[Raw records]
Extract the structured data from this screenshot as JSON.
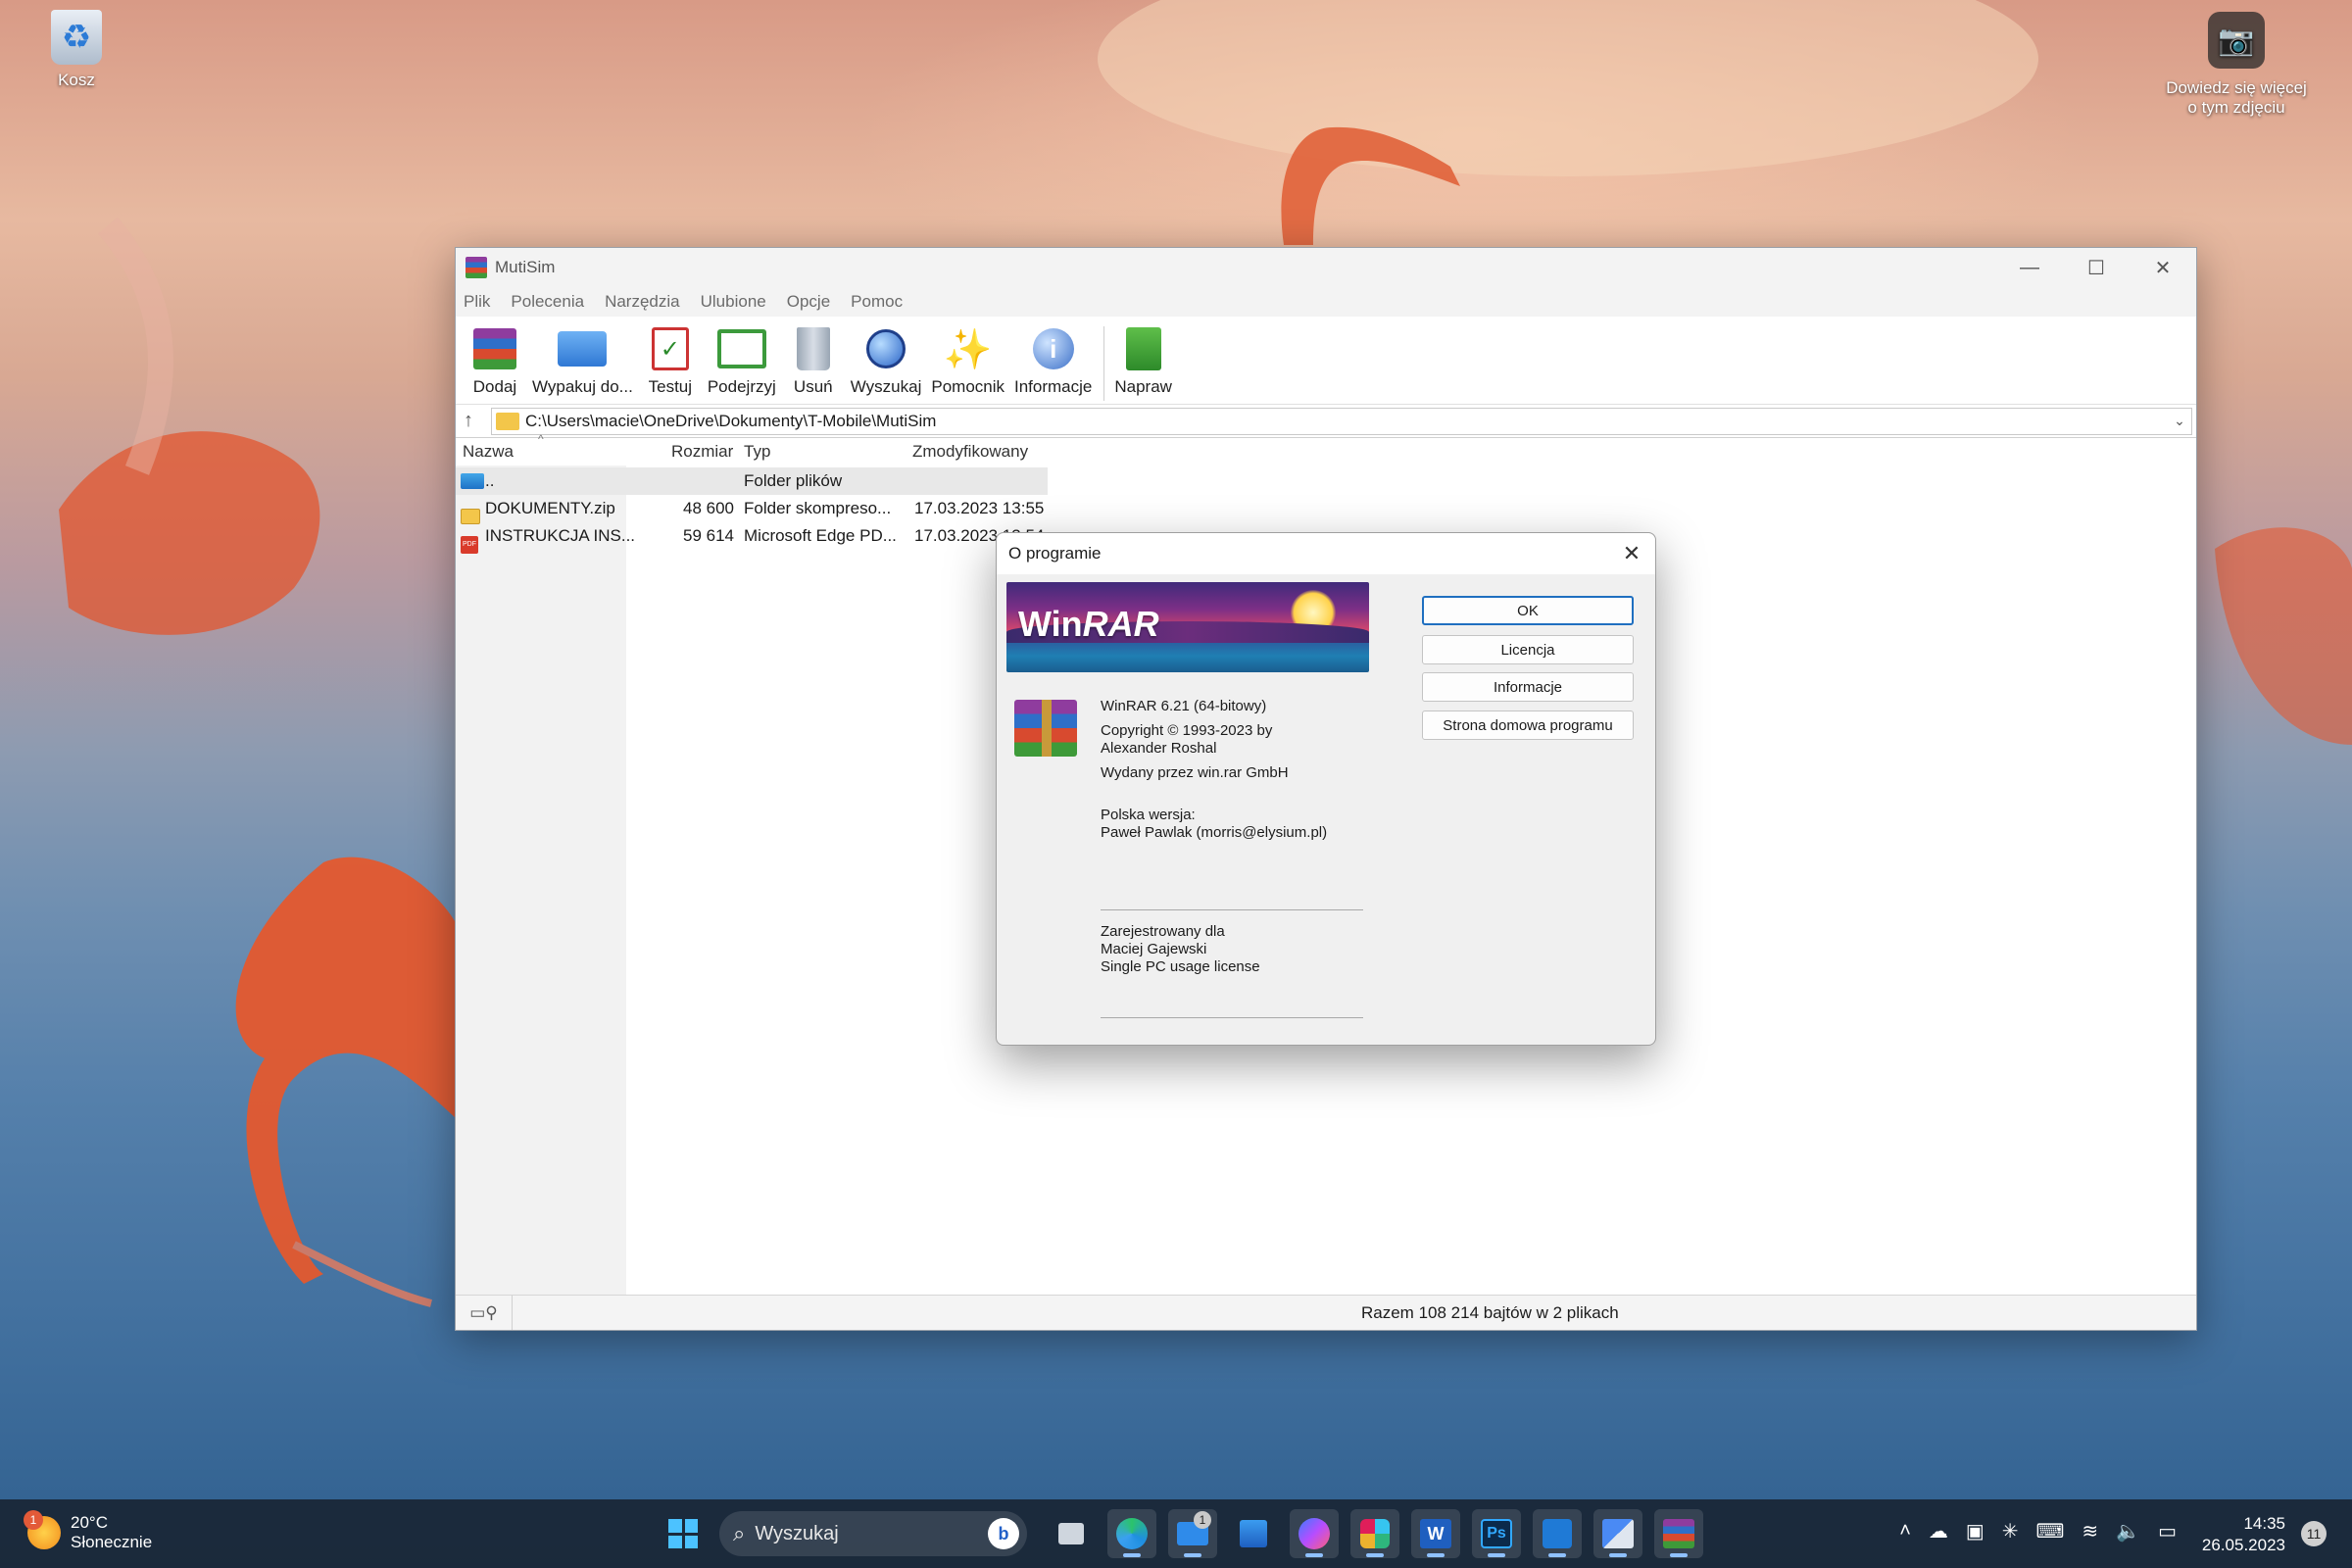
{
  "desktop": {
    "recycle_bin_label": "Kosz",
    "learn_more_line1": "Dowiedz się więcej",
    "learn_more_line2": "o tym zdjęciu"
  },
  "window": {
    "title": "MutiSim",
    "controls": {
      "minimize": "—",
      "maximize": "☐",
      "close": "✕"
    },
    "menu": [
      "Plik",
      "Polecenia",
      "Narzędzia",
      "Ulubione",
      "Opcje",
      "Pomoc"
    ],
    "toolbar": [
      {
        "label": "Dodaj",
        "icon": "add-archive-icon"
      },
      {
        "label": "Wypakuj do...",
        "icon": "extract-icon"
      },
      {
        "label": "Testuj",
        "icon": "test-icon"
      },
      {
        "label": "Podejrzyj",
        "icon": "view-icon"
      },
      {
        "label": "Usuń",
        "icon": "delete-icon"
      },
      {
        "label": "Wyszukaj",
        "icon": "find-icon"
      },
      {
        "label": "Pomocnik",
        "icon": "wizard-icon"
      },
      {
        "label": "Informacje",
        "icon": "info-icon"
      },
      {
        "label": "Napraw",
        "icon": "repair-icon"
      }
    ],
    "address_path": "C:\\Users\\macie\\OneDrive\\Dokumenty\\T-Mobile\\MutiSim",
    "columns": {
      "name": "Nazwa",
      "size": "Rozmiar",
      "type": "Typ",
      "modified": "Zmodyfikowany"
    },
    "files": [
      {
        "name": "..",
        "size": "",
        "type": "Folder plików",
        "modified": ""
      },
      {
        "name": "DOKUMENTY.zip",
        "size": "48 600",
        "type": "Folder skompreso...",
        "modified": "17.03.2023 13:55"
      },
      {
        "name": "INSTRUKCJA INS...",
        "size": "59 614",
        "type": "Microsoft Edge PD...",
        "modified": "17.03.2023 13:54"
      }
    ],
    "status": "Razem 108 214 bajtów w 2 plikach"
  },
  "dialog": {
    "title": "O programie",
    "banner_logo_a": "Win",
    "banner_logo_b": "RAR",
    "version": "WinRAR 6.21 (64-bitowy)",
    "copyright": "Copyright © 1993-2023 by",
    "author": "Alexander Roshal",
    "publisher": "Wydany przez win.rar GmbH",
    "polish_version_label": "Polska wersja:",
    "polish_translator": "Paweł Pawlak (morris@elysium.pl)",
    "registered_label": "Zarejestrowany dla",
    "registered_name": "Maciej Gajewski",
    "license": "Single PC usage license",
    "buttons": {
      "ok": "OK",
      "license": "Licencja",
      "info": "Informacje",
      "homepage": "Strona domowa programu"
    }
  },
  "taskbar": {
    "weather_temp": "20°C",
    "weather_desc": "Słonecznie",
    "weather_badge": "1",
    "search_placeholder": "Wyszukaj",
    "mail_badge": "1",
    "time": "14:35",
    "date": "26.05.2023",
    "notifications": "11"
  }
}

---

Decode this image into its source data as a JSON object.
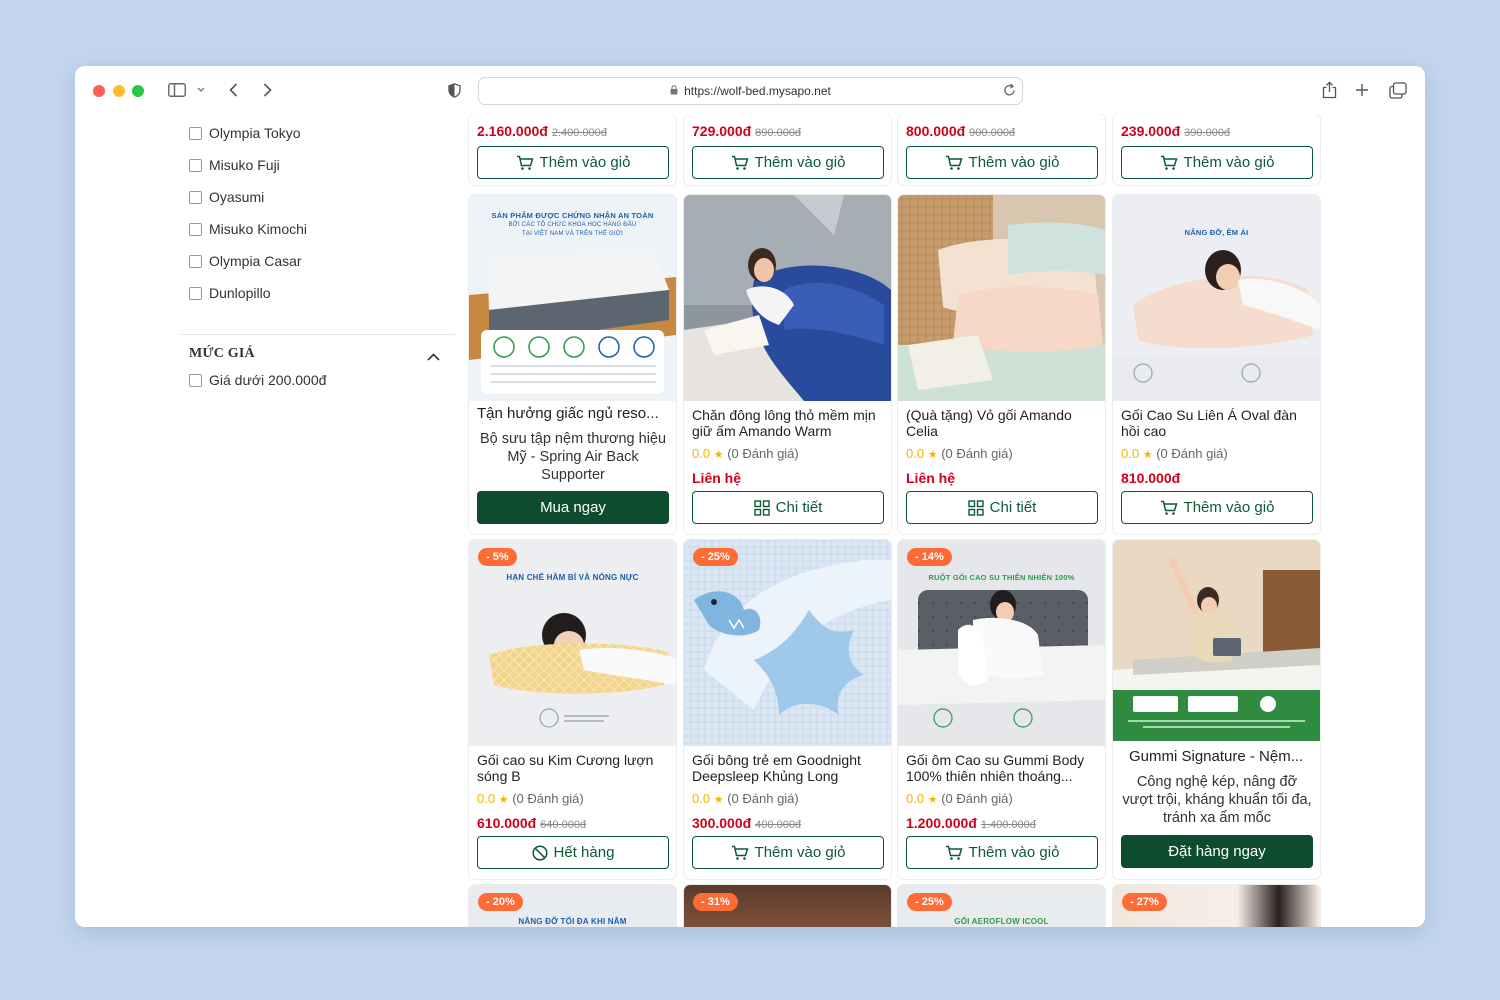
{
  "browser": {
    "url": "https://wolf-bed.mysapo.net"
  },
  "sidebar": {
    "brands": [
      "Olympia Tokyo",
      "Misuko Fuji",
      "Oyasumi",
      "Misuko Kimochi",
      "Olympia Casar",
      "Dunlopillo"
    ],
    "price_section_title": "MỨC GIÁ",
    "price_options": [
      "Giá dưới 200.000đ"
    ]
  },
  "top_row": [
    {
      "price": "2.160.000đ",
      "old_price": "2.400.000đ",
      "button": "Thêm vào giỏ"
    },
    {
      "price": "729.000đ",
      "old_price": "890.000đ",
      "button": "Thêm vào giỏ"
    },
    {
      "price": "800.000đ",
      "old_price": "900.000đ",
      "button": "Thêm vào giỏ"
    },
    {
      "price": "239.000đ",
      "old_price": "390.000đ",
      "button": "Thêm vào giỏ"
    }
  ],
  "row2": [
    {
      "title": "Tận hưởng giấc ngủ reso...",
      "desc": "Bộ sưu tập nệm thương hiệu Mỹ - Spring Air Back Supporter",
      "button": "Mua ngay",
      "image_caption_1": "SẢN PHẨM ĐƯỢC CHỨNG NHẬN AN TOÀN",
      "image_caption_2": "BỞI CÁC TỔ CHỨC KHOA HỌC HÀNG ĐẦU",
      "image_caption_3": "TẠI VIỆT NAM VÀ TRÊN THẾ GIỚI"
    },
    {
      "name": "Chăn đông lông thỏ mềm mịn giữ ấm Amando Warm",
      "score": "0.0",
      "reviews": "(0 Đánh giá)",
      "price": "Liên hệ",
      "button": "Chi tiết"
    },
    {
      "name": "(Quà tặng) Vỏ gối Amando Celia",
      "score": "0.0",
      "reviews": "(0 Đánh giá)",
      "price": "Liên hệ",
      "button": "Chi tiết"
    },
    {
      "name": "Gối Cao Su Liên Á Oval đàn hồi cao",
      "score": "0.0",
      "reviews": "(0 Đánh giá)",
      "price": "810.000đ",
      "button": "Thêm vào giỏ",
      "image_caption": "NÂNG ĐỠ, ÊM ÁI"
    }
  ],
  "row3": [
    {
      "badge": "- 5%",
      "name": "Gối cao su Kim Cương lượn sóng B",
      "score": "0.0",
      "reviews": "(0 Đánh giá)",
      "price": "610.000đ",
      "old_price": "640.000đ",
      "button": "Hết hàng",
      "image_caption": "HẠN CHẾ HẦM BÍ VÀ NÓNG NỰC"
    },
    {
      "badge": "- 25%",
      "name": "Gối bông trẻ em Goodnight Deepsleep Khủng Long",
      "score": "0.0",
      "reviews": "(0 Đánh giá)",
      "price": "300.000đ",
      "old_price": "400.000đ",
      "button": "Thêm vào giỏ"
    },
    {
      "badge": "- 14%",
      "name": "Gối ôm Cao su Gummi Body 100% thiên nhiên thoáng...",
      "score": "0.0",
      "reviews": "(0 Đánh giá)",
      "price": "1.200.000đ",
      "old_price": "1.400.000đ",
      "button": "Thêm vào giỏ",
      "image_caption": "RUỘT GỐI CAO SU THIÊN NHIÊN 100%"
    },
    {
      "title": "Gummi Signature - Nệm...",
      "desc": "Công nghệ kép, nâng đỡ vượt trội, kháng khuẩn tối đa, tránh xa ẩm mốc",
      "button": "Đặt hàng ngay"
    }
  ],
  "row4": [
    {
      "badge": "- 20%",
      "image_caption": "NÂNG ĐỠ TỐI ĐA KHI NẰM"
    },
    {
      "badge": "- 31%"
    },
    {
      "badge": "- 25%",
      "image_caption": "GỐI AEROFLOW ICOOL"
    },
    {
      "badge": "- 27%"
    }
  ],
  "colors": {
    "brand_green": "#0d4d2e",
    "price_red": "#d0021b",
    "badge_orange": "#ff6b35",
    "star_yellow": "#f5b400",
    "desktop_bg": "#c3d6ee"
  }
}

...

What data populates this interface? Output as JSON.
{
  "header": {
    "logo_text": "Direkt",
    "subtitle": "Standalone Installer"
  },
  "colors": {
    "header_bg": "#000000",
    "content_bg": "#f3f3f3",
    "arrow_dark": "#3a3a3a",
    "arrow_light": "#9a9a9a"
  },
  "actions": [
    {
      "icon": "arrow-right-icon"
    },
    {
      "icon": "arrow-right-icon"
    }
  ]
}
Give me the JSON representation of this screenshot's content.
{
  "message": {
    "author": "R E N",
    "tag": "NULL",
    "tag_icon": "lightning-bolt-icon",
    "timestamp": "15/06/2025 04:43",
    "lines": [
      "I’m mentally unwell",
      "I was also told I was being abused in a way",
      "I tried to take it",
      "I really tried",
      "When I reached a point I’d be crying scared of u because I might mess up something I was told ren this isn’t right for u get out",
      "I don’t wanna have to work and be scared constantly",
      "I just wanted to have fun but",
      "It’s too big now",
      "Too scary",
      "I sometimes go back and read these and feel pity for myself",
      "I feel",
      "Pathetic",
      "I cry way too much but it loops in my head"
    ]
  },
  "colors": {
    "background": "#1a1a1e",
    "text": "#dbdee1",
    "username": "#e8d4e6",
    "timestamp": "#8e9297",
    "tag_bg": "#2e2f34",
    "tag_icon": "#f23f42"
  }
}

■ Task instructions
Your task is to list each line of the records with the word "author".

■ Solved problem
    "author": "Alexander Roshal",
    "author": "R E N",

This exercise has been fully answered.